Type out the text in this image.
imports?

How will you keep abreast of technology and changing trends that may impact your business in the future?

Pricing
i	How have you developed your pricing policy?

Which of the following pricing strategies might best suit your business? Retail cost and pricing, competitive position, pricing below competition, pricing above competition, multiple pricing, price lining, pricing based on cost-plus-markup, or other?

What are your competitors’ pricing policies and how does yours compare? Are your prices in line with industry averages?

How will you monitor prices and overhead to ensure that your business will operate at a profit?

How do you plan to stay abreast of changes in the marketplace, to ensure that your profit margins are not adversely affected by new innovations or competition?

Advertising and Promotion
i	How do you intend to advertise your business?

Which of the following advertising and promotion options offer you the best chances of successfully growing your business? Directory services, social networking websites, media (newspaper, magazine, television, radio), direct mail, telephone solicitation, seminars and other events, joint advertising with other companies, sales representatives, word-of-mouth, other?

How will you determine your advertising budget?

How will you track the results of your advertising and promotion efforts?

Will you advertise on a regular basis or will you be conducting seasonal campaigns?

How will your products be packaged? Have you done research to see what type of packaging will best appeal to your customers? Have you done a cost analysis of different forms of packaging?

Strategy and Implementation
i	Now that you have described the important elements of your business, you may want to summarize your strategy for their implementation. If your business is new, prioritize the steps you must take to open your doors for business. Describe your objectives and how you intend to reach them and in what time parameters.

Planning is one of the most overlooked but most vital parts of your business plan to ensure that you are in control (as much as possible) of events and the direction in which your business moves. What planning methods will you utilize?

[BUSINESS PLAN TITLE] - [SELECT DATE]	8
-*-*-
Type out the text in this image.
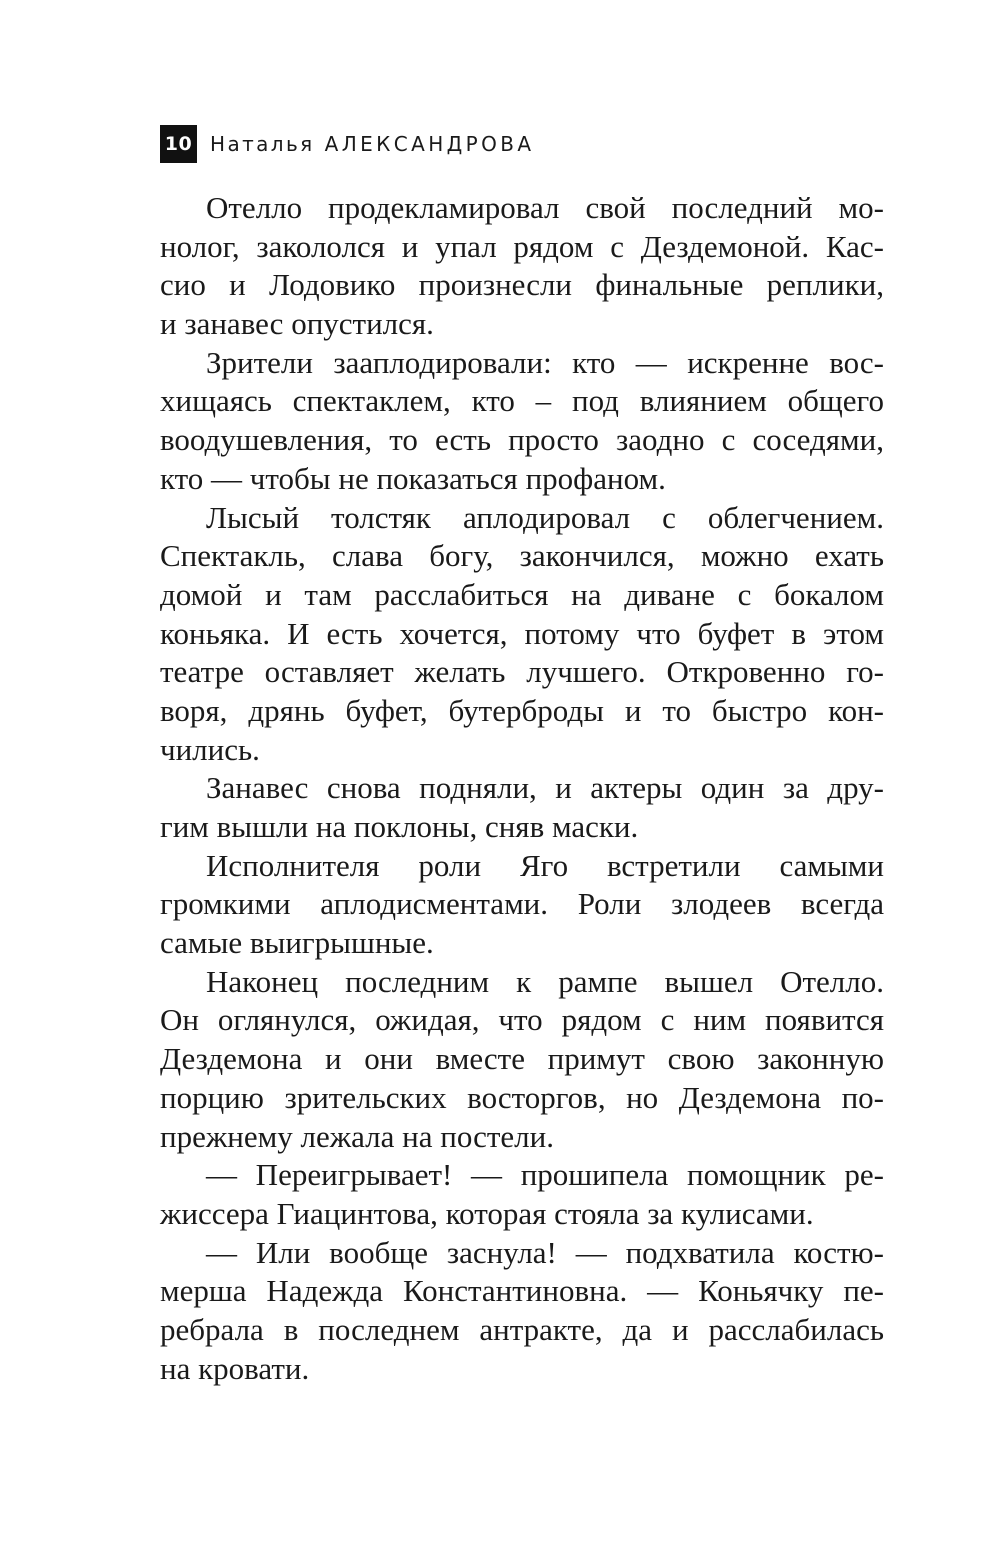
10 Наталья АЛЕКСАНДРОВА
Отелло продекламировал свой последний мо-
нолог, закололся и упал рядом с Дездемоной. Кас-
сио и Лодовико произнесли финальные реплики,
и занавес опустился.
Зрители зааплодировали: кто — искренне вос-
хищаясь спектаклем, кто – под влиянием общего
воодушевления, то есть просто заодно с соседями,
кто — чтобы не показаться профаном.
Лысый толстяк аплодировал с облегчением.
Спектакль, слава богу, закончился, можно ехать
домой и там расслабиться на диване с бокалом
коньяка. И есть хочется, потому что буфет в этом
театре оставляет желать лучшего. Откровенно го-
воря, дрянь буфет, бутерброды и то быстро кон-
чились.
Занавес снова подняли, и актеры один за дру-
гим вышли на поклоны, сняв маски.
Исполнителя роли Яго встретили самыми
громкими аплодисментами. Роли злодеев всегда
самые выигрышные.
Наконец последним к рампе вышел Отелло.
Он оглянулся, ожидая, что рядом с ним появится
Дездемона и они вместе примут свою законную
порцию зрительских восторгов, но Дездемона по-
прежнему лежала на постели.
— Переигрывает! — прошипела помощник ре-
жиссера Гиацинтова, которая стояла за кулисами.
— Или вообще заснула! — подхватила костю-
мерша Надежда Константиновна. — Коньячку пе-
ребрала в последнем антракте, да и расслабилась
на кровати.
-*-*-
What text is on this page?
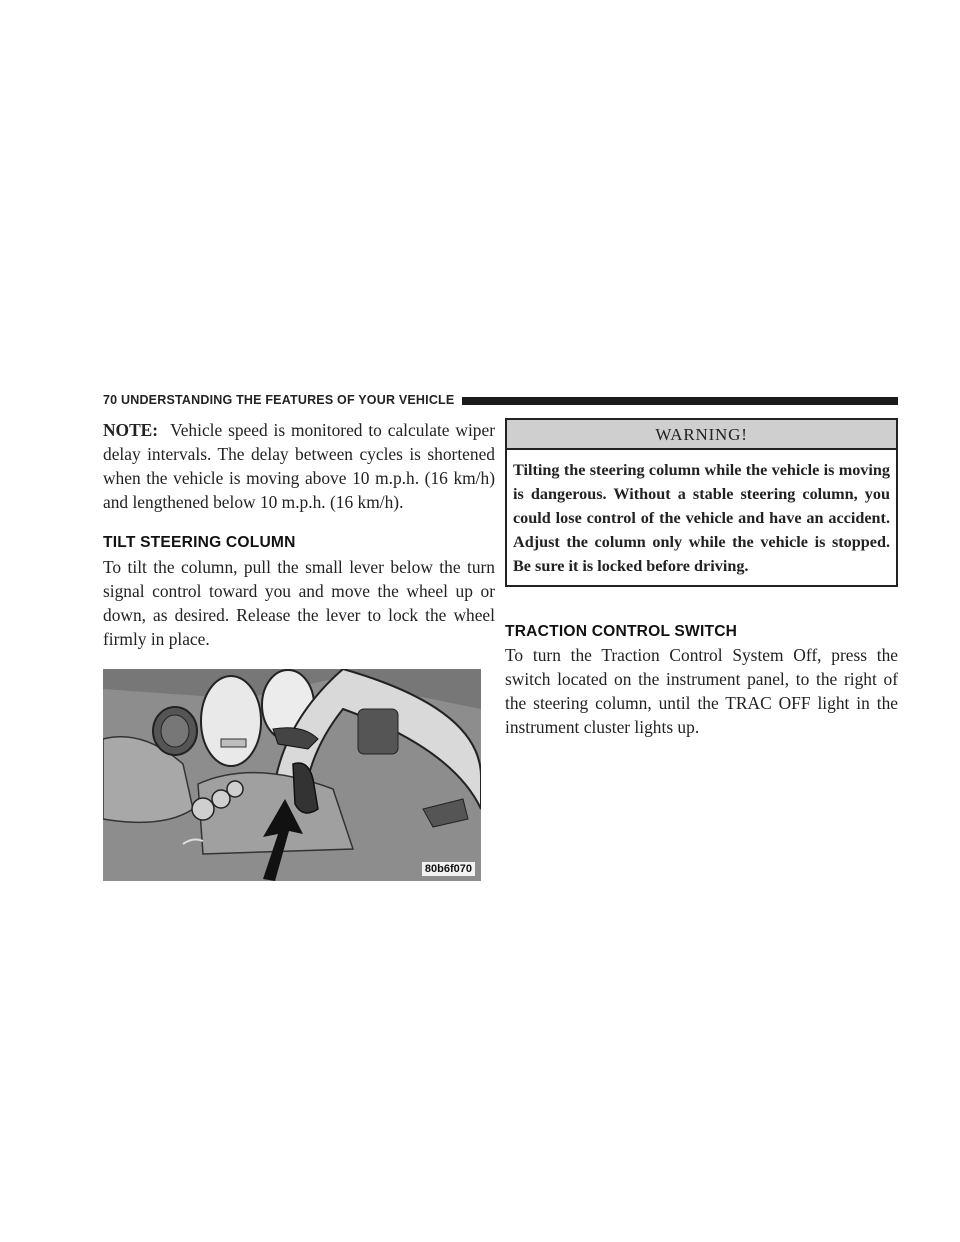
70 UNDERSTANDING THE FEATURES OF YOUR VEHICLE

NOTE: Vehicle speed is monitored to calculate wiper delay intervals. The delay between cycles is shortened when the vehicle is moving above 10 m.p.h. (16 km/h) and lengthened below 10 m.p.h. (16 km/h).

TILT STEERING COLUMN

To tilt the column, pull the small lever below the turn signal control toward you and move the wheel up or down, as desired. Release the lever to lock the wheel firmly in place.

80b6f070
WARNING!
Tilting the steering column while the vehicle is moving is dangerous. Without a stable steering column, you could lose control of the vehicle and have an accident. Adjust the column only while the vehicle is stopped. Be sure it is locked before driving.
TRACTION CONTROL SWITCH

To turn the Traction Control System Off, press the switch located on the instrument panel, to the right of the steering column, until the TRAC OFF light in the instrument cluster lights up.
-*-*-
> _WORK REQUIRED_
For each line of the entries that includes "advertise", show that line.

> _SOLUTION TO THE EXERCISE_
i	How do you intend to advertise your business?
Will you advertise on a regular basis or will you be conducting seasonal campaigns?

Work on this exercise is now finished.